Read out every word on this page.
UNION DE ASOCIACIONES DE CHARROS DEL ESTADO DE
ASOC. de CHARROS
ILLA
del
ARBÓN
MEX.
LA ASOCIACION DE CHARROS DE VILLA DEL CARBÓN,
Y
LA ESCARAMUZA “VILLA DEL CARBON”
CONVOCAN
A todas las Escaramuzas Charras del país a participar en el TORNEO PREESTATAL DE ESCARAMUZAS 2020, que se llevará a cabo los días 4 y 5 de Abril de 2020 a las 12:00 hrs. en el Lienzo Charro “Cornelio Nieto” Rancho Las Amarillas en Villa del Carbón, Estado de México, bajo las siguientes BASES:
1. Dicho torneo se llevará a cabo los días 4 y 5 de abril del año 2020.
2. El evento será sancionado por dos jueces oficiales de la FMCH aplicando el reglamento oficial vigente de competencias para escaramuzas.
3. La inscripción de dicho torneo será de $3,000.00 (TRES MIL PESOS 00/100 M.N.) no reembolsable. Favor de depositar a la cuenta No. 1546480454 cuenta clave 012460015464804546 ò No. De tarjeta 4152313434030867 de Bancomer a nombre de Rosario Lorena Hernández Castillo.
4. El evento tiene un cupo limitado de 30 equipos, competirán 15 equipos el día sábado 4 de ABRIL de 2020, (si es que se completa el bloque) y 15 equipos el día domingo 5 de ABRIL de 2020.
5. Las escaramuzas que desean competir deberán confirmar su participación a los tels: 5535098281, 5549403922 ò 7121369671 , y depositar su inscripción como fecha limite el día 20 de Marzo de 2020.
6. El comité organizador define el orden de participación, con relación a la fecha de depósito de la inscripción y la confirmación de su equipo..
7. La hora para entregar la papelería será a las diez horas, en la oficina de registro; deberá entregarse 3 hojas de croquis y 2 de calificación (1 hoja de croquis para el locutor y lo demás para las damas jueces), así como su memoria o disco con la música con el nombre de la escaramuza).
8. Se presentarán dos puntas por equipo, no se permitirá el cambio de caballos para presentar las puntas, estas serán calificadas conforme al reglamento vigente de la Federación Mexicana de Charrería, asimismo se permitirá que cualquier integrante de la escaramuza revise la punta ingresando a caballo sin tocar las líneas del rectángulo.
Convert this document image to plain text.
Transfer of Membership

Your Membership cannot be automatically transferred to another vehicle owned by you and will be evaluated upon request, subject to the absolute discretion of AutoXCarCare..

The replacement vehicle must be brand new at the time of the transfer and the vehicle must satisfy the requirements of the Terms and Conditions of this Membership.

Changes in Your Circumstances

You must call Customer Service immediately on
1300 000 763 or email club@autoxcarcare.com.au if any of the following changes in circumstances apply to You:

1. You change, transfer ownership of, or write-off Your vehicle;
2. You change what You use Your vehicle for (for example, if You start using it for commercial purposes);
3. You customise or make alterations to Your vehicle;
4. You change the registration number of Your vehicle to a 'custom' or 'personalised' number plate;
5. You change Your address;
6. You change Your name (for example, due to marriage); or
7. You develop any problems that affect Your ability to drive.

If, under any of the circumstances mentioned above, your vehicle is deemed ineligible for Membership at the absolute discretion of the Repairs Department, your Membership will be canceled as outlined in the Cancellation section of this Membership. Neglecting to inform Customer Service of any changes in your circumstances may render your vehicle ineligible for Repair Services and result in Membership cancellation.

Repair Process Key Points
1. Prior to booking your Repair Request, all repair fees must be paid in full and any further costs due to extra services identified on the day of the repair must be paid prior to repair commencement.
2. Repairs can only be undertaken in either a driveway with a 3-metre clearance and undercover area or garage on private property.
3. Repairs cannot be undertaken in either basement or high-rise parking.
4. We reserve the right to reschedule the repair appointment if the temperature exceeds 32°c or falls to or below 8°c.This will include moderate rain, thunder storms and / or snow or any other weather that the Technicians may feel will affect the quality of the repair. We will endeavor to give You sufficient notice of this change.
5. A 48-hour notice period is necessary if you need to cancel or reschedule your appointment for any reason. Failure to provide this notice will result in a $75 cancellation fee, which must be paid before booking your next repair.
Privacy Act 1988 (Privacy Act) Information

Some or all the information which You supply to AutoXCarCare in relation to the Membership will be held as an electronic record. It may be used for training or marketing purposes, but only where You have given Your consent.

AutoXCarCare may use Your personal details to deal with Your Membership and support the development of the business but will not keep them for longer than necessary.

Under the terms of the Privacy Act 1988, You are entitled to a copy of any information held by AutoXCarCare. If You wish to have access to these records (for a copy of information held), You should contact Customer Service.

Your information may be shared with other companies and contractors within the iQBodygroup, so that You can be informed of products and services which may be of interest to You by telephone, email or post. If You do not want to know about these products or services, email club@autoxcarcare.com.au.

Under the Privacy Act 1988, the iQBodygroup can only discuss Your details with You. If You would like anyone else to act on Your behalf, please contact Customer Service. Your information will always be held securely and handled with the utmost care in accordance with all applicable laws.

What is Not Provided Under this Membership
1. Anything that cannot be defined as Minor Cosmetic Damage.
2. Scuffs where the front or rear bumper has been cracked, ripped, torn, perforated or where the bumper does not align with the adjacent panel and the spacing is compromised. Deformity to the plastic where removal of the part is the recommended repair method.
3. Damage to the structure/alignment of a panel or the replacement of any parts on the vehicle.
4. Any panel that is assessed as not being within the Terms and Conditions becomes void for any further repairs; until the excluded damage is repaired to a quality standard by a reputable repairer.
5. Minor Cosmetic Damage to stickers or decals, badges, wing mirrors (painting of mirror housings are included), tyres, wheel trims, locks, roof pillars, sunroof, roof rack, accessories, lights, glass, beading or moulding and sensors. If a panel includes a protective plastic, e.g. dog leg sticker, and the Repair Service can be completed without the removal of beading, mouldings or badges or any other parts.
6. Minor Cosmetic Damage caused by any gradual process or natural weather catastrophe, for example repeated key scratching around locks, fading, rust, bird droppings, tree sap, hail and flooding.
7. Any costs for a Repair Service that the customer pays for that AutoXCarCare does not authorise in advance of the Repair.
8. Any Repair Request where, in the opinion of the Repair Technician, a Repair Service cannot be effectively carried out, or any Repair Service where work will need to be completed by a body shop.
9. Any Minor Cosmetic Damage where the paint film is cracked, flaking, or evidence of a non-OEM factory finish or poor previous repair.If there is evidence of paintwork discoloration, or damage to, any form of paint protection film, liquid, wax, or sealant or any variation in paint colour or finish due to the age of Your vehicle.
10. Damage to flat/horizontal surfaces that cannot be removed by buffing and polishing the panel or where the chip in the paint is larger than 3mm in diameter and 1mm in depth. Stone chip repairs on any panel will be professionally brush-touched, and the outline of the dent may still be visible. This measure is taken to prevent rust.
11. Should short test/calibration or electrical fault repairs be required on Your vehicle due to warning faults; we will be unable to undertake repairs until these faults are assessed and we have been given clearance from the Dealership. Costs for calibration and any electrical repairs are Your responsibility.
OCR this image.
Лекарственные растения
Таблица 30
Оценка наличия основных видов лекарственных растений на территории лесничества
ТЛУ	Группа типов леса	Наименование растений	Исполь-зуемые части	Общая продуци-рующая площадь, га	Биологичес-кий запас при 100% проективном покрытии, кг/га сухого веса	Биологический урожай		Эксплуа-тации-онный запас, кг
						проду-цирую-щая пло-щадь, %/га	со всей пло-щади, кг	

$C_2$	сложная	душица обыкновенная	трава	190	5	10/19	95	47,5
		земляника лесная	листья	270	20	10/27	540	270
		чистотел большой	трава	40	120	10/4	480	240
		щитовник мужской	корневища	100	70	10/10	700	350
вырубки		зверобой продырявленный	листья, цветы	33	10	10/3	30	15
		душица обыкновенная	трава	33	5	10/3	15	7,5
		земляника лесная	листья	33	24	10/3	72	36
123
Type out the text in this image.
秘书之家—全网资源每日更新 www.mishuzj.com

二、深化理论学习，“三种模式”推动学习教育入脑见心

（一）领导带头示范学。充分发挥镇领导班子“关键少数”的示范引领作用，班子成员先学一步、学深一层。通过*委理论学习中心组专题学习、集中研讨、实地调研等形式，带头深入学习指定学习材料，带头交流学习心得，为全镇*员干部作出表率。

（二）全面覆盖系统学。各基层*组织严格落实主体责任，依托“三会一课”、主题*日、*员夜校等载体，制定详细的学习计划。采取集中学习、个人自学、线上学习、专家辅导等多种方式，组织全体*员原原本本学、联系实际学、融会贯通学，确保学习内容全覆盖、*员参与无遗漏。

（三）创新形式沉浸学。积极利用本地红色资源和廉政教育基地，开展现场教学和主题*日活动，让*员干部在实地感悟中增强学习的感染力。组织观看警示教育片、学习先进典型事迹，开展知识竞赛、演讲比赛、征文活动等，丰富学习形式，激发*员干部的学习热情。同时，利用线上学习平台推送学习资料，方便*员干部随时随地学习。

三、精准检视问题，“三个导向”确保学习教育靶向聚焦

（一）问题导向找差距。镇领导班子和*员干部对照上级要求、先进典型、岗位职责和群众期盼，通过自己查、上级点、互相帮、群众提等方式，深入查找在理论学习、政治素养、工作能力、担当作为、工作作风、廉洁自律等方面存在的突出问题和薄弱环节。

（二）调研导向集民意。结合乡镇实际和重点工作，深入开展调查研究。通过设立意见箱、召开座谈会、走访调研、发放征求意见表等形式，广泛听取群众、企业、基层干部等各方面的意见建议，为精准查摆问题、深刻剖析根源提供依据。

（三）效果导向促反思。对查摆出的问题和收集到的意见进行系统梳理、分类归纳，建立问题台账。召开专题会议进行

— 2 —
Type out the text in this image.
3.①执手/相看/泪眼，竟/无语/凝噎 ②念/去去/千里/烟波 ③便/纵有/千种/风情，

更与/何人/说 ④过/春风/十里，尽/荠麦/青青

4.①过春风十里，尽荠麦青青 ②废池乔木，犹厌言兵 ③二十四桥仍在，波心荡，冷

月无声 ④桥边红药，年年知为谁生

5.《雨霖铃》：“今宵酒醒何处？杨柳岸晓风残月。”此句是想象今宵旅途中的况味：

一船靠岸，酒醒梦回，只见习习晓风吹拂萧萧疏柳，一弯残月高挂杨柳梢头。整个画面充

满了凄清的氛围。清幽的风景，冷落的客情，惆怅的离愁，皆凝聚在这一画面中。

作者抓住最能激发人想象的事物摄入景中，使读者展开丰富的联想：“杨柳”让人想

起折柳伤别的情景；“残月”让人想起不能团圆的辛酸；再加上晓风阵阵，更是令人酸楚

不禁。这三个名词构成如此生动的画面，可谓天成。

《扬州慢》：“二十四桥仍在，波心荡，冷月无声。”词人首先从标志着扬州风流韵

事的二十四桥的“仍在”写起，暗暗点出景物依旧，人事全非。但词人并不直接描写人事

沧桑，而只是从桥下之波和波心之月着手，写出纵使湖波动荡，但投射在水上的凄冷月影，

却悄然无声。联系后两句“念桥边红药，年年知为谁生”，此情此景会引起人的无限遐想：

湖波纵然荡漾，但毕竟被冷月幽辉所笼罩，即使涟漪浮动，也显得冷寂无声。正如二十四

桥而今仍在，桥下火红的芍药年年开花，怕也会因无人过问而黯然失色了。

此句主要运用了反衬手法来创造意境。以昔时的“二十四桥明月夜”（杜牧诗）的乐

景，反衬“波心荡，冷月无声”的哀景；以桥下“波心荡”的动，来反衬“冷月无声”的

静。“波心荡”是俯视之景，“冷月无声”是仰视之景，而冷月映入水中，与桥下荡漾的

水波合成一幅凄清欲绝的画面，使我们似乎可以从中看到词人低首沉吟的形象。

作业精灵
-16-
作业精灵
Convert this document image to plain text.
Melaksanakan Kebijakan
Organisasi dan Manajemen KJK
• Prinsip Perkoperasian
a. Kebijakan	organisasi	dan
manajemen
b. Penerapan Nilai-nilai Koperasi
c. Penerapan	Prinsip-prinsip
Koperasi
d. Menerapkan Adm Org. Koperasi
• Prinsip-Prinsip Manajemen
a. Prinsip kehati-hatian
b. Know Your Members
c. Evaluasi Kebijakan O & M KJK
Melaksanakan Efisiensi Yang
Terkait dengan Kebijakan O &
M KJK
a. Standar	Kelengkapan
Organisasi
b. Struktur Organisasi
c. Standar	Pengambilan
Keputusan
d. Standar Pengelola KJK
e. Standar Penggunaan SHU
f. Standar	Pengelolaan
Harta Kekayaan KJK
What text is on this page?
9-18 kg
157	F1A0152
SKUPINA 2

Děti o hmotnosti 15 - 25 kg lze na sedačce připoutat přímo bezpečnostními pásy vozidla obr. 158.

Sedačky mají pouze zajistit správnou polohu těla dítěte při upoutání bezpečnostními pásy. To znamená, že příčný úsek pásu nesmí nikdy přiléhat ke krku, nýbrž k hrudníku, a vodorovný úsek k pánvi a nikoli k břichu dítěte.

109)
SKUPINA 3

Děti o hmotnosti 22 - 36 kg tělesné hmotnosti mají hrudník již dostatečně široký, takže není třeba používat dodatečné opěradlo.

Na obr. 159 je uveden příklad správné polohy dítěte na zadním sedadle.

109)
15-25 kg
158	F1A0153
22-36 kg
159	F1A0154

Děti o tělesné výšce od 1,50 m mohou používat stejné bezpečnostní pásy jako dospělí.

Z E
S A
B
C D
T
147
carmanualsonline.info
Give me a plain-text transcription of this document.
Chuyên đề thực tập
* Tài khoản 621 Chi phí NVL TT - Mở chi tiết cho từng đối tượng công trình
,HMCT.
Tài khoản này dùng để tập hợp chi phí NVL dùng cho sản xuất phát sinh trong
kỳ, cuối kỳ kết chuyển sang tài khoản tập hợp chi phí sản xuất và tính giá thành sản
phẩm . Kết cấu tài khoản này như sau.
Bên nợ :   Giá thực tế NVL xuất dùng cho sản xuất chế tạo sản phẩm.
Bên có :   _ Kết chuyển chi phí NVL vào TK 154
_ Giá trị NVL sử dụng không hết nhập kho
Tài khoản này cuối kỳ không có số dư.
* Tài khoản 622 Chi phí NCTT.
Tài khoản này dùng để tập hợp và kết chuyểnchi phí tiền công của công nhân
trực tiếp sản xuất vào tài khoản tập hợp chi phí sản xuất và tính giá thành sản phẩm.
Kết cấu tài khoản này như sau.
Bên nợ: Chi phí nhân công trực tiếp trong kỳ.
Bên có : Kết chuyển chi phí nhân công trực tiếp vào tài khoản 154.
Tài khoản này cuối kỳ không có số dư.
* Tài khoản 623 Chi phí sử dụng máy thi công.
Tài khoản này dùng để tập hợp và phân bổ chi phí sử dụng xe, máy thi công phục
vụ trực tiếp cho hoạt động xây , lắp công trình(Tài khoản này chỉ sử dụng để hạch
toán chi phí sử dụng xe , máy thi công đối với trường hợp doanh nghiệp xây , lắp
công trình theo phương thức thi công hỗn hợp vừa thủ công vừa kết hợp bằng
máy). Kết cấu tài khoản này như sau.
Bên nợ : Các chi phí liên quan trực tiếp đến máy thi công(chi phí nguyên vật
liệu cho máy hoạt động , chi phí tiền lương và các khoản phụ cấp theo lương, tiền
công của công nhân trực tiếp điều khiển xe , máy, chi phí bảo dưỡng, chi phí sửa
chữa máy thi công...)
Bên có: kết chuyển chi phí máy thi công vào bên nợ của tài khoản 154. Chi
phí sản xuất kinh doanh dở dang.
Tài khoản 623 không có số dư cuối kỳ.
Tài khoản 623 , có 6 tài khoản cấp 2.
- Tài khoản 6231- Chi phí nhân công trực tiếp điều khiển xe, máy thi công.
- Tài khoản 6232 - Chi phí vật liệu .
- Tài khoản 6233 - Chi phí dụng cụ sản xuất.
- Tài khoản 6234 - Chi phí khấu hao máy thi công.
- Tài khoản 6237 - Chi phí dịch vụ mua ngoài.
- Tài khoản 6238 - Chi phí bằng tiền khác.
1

☆ ☆ ☆ ☆ ☆ ☆ ☆

● Directions for this task: Gather from the records above every line containing the string "tělesné".

● The reply:
Děti o hmotnosti 22 - 36 kg tělesné hmotnosti mají hrudník již dostatečně široký, takže není třeba používat dodatečné opěradlo.
Děti o tělesné výšce od 1,50 m mohou používat stejné bezpečnostní pásy jako dospělí.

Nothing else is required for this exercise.